__Problem details__
How many lines in the material below contain the string "Heere"? Reply with the number alone.
[Material start]
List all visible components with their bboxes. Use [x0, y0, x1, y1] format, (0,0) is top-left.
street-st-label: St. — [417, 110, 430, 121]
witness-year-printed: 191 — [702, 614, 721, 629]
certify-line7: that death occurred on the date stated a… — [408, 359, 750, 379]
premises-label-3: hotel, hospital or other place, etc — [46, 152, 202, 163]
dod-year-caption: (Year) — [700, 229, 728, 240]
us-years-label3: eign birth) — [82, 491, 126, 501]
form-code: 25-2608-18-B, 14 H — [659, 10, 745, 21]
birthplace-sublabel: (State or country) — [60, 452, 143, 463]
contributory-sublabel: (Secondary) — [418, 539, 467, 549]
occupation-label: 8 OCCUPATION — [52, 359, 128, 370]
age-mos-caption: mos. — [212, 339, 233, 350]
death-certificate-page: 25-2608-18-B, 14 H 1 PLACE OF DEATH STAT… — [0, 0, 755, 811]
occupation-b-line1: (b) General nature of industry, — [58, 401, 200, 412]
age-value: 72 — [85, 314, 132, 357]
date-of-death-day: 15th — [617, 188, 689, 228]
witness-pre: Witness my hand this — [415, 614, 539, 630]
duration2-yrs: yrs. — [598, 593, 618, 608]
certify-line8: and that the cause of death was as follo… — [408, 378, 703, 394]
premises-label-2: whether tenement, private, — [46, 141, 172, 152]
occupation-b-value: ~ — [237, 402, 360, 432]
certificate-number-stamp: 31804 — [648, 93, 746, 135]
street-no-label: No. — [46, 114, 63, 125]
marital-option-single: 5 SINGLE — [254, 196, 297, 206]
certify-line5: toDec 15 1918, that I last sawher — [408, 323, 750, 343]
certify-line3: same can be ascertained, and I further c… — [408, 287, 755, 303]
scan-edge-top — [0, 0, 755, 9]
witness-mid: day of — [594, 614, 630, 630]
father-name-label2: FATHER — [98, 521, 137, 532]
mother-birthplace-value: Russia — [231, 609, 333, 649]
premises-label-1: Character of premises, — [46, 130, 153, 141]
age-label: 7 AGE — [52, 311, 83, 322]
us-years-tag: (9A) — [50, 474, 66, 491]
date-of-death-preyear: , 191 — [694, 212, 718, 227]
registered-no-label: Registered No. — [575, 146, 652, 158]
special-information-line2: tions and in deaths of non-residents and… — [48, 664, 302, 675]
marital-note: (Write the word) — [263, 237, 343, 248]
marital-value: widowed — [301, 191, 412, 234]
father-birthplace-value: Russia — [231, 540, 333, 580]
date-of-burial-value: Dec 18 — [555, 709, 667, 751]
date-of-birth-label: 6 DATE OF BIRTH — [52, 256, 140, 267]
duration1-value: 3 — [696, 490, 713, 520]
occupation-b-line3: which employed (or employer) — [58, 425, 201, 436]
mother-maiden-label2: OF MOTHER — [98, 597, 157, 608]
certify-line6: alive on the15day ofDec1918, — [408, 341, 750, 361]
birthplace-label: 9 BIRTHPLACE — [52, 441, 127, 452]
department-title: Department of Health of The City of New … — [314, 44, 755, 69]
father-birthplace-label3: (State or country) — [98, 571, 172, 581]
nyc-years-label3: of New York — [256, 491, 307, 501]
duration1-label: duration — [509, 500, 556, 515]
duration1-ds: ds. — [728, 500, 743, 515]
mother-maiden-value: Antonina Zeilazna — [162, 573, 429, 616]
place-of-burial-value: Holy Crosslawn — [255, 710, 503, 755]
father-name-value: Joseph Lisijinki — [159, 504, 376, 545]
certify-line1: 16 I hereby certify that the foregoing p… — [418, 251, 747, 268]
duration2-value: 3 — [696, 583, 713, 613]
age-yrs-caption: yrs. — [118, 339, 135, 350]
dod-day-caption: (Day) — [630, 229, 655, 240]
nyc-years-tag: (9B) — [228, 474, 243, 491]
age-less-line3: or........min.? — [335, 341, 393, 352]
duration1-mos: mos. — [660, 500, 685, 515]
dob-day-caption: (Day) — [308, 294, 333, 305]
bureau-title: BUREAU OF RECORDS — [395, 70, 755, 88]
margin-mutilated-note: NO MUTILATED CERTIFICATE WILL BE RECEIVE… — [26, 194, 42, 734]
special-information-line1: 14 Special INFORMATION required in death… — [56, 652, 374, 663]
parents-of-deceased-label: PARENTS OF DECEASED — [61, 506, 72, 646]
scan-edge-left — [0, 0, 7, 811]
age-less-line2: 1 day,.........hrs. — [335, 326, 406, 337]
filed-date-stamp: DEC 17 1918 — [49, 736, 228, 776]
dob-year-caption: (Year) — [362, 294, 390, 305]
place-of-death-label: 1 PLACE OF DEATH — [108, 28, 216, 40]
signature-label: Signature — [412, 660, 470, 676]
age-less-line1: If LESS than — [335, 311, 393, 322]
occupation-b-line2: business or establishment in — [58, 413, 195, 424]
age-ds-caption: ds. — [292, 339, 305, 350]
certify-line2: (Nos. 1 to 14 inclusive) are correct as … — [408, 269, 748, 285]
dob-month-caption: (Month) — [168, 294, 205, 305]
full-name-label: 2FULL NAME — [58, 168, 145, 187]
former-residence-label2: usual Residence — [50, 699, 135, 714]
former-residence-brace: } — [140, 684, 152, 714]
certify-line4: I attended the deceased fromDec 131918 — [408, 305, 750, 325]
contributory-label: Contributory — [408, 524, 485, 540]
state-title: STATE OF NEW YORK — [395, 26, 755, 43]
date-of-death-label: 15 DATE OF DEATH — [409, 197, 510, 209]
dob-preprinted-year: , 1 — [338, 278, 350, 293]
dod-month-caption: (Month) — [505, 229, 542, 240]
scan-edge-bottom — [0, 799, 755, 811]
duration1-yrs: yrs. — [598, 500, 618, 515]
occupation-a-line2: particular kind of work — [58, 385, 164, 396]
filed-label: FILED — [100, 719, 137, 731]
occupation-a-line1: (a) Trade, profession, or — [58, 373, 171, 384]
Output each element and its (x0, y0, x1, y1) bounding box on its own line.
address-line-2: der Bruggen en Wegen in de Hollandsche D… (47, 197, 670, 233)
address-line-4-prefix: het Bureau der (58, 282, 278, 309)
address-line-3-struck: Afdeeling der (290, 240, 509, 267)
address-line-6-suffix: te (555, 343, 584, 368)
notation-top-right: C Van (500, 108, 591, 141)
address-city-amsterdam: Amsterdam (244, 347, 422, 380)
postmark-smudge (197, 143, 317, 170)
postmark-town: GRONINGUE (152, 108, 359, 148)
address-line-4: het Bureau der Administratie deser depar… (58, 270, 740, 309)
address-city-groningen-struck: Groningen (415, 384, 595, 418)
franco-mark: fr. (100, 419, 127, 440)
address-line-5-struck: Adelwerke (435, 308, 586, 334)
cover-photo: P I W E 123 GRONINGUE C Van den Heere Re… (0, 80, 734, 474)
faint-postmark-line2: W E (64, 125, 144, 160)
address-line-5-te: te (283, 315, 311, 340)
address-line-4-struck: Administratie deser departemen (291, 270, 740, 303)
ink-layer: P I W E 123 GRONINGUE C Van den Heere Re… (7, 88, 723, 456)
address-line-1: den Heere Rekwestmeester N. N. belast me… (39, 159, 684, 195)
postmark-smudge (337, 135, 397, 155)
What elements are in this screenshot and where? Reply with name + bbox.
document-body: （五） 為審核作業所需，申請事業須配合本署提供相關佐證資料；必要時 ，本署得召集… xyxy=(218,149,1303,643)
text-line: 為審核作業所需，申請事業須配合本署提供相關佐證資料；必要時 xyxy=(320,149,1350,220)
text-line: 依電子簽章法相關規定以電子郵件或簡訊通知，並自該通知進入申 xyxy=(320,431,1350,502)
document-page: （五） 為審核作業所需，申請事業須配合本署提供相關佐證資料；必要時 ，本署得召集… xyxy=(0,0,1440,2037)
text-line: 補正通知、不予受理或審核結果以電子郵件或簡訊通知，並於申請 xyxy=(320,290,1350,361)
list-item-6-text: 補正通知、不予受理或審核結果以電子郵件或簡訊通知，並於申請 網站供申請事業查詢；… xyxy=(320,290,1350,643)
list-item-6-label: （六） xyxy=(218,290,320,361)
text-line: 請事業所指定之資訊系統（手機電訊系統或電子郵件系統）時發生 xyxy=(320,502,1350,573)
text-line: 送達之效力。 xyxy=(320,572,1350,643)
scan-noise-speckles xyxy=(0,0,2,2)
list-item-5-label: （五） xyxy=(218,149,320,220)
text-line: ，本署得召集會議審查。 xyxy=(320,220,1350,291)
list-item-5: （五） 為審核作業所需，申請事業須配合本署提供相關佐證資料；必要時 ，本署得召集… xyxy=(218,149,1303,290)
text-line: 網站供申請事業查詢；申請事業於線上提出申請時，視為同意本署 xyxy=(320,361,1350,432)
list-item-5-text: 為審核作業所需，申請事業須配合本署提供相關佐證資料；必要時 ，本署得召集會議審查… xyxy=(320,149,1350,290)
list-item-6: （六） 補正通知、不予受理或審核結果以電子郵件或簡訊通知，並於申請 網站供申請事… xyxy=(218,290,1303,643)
[Material end]
__Answer__
3